(Stored data)

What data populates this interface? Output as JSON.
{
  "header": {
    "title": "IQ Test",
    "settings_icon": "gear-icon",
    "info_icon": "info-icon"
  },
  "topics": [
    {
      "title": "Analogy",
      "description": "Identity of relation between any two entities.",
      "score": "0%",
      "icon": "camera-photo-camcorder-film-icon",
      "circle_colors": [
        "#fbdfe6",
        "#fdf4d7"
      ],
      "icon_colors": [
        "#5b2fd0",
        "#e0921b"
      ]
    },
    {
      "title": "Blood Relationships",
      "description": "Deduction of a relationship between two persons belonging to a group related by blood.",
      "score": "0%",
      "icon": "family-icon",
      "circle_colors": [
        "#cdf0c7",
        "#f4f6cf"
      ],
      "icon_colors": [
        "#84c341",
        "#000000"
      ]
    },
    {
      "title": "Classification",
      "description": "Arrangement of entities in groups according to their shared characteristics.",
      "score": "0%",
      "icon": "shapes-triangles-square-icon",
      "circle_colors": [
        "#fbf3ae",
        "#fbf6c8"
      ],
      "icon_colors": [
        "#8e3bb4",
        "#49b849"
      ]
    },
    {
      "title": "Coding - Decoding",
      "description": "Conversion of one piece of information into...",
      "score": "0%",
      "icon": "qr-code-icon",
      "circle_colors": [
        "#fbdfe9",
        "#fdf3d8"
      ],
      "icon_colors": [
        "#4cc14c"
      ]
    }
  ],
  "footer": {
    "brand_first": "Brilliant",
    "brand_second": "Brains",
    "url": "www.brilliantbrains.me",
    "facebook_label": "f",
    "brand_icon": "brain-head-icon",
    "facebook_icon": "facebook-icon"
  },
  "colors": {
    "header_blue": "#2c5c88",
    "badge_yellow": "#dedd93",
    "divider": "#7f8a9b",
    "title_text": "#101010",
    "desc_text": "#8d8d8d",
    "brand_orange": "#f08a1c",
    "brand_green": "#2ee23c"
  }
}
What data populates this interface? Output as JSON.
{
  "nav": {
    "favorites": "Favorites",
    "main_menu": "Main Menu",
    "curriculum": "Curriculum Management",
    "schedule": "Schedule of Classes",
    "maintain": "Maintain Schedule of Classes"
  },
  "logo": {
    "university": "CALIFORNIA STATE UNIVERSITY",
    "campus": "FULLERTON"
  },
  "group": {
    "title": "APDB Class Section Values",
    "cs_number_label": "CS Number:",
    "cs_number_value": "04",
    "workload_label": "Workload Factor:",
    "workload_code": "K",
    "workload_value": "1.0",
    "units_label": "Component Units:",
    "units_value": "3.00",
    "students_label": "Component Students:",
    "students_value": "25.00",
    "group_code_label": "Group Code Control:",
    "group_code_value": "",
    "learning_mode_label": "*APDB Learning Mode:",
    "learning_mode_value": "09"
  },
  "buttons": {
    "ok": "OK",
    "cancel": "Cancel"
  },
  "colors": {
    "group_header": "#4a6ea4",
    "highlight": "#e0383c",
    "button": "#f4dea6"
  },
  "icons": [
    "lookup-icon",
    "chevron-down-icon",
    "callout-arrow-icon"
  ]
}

TASK GOAL:
Filter the entries down to the lines with the word "Component" in them.

EXPECTED OUTPUT:
    "units_label": "Component Units:",
    "students_label": "Component Students:",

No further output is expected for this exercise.